# [Problem statement]
Scan the material that follows. Copy every line containing the word "sin²θ".

# [Records for processing]
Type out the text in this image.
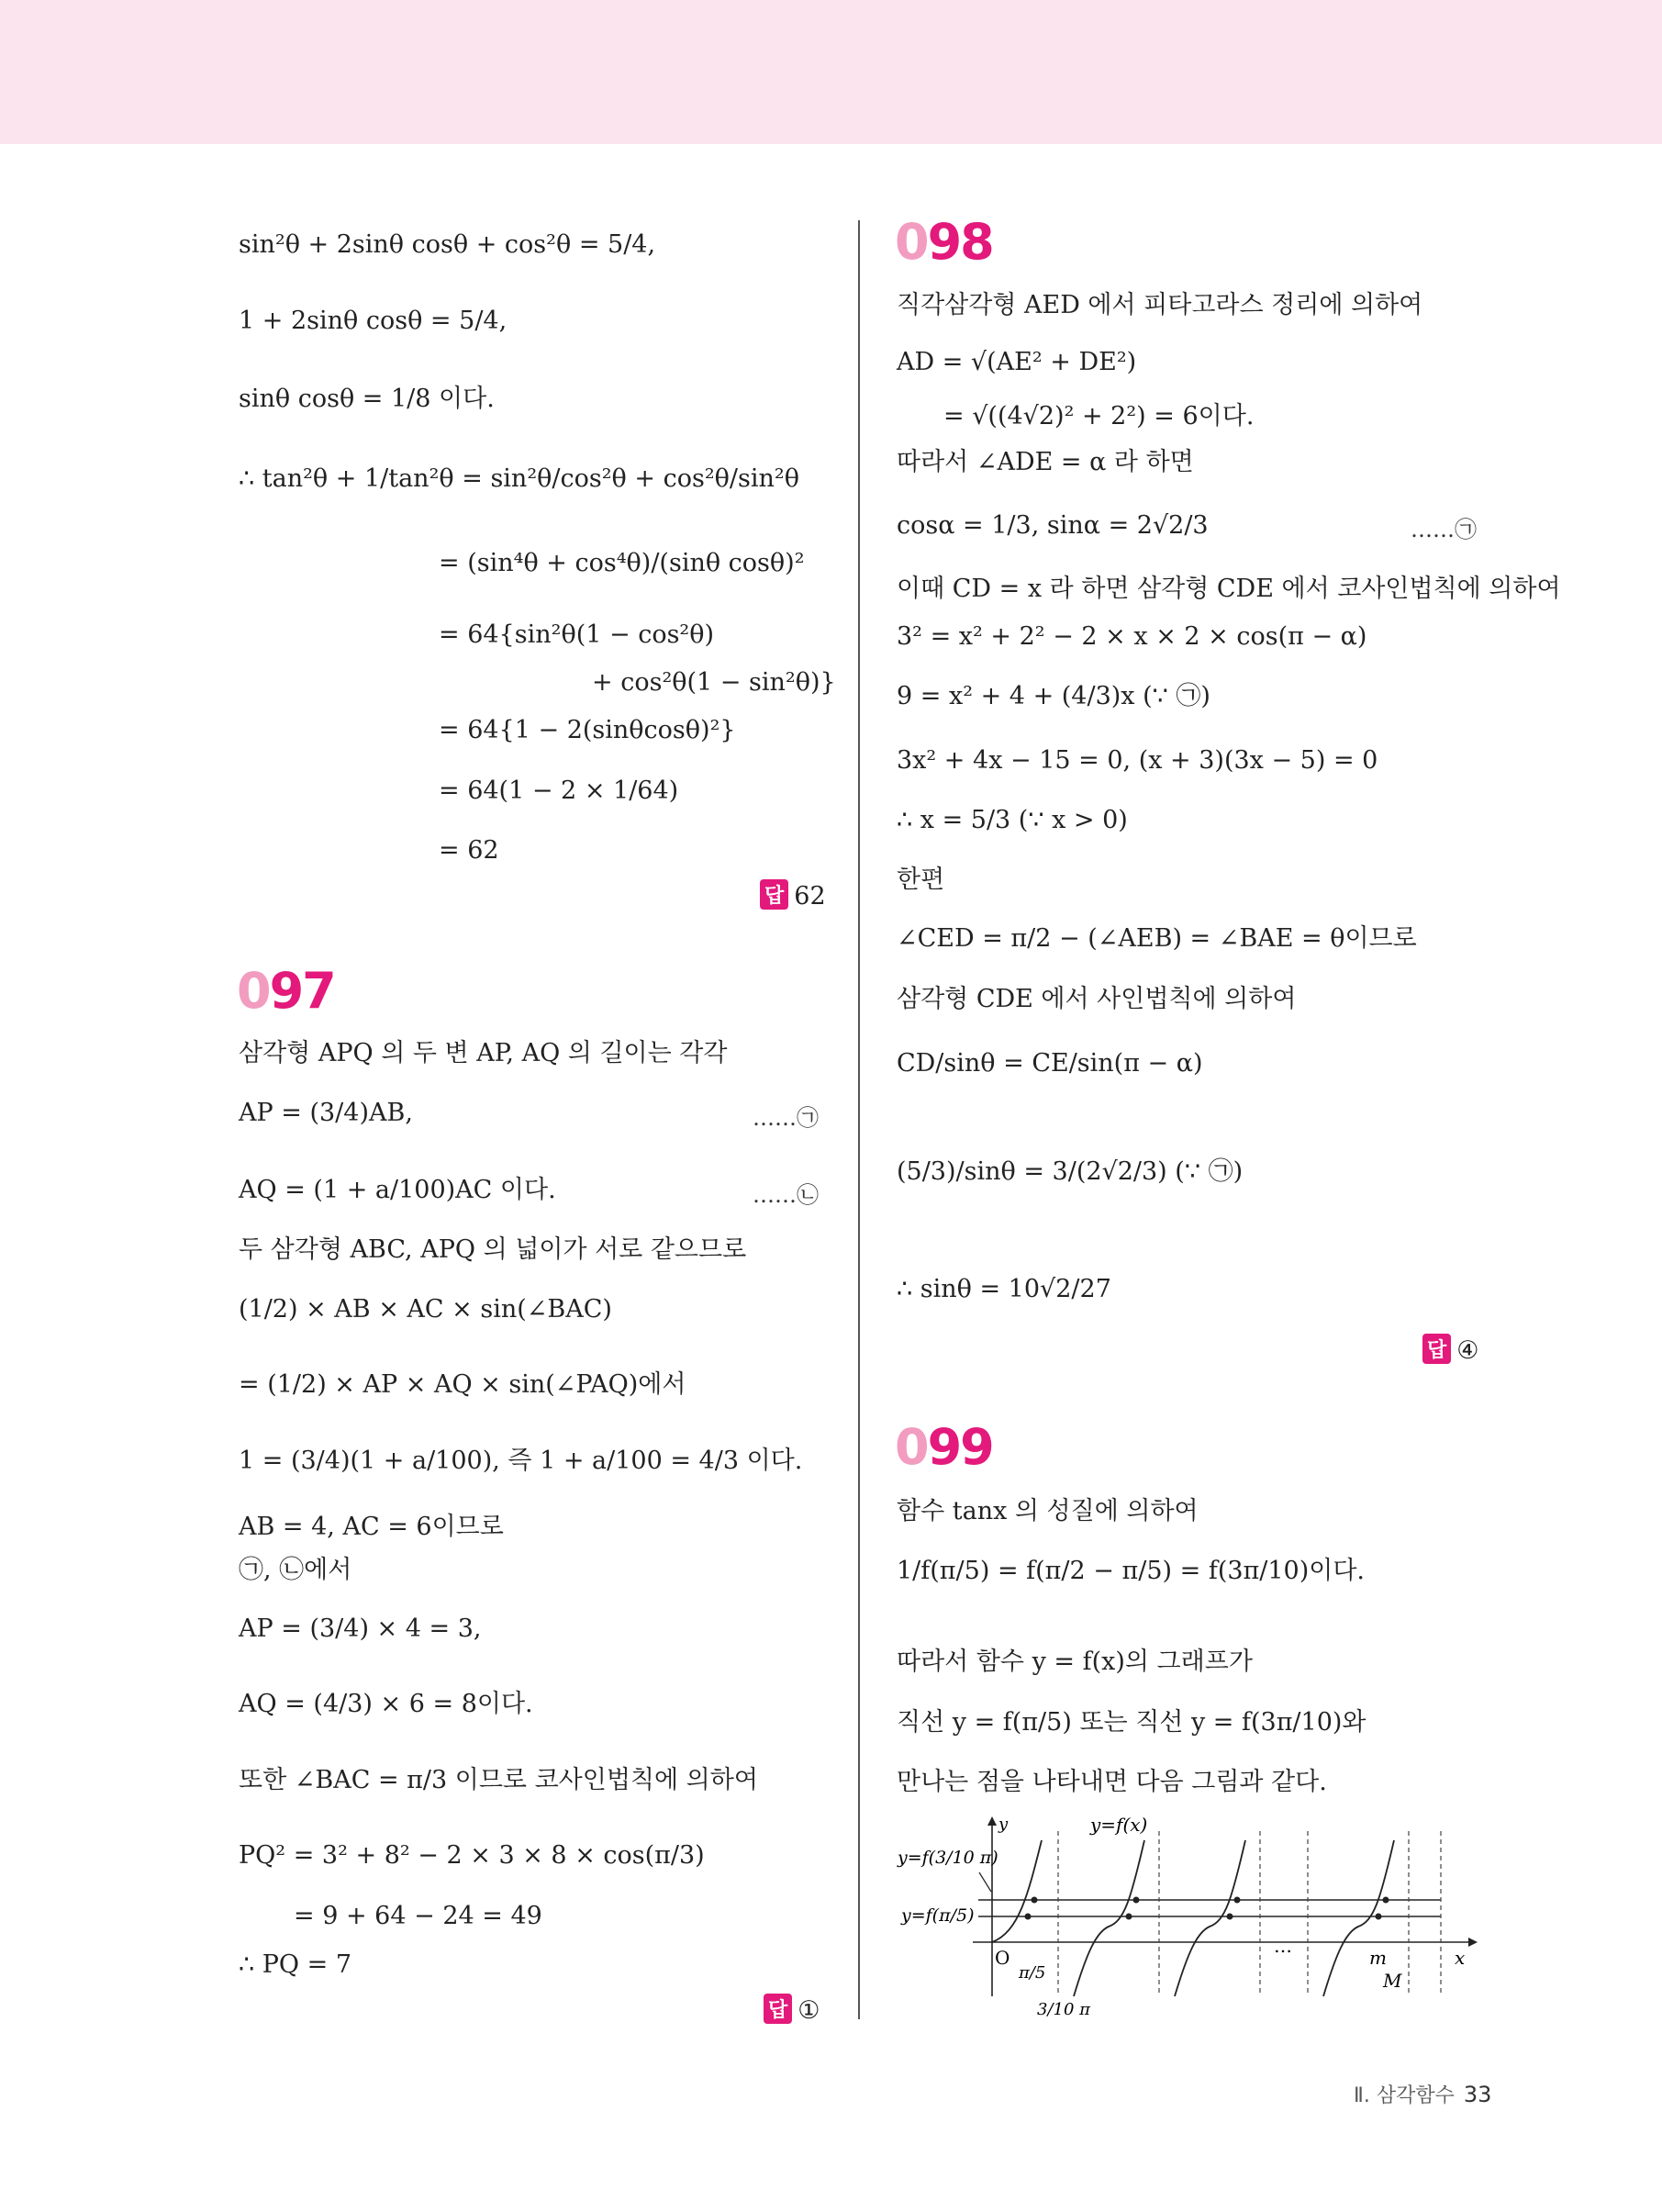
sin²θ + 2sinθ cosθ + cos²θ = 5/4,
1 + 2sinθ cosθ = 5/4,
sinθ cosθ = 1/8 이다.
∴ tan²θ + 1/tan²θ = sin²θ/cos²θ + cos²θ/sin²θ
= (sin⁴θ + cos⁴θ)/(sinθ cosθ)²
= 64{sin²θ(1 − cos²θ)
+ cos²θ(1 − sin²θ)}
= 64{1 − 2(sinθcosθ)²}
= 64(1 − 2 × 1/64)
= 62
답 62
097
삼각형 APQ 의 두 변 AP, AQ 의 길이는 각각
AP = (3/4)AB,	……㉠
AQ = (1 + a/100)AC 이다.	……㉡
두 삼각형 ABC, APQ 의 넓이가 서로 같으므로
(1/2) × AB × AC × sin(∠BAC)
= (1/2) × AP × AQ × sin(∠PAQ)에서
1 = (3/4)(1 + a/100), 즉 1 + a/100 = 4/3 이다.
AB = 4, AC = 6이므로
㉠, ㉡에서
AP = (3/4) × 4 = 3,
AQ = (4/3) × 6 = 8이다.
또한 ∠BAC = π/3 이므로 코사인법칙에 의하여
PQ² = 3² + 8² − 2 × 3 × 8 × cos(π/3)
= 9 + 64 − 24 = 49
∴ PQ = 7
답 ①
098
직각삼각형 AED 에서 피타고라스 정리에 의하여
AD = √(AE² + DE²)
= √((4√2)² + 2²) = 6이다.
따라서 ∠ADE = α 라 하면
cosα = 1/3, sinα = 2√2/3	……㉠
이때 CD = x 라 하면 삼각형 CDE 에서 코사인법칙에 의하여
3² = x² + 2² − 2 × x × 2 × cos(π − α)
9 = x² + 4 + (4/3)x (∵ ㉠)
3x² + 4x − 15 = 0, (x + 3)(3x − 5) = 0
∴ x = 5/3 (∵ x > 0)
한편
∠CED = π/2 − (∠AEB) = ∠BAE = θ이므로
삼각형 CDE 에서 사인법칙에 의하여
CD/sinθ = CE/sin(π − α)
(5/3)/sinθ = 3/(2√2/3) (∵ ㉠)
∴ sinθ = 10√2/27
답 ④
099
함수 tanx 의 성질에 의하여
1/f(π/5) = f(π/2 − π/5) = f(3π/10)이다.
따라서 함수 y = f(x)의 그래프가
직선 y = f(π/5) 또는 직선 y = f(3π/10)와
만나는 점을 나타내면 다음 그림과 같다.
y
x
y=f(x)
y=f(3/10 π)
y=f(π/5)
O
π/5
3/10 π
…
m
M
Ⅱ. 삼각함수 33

...

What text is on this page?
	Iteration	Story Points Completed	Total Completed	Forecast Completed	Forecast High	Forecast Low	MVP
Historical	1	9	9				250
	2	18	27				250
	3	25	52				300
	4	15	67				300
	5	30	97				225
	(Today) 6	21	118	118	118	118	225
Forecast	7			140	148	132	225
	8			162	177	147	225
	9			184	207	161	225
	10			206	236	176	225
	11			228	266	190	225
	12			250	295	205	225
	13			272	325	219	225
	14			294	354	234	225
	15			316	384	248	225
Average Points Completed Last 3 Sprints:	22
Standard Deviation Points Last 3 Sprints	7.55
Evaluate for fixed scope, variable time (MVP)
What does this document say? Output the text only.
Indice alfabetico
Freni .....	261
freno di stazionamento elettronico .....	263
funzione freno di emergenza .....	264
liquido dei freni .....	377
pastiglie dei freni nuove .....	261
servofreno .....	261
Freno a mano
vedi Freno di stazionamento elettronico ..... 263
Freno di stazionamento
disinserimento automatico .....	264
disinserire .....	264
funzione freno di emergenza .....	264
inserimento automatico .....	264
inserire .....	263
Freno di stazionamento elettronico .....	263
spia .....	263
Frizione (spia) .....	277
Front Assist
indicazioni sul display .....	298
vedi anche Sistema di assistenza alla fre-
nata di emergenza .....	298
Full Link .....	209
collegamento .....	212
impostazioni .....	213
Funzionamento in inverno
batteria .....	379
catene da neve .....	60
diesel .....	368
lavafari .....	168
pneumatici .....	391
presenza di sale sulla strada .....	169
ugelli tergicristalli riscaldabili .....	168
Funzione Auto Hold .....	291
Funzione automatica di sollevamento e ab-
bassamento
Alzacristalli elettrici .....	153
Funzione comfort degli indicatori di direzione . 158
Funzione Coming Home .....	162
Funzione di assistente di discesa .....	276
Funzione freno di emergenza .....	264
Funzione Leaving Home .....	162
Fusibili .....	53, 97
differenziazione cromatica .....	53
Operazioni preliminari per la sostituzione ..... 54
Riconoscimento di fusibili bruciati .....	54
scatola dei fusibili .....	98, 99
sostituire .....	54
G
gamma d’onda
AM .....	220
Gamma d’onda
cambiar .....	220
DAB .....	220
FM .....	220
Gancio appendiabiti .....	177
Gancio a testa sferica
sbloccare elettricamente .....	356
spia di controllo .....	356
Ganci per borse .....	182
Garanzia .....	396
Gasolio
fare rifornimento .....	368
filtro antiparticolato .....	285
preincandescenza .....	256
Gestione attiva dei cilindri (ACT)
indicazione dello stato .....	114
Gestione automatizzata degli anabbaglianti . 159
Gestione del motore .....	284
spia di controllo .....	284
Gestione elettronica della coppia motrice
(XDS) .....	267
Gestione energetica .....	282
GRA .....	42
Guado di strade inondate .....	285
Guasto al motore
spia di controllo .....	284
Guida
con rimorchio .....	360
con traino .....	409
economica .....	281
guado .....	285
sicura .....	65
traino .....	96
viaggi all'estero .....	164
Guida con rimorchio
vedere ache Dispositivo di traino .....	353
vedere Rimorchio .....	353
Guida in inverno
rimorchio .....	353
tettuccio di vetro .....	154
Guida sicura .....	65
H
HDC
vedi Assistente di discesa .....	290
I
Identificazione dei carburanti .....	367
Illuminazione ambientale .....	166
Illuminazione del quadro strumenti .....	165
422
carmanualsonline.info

# [Exercise solution]
sin²θ + 2sinθ cosθ + cos²θ = 5/4,
∴ tan²θ + 1/tan²θ = sin²θ/cos²θ + cos²θ/sin²θ
= 64{sin²θ(1 − cos²θ)
+ cos²θ(1 − sin²θ)}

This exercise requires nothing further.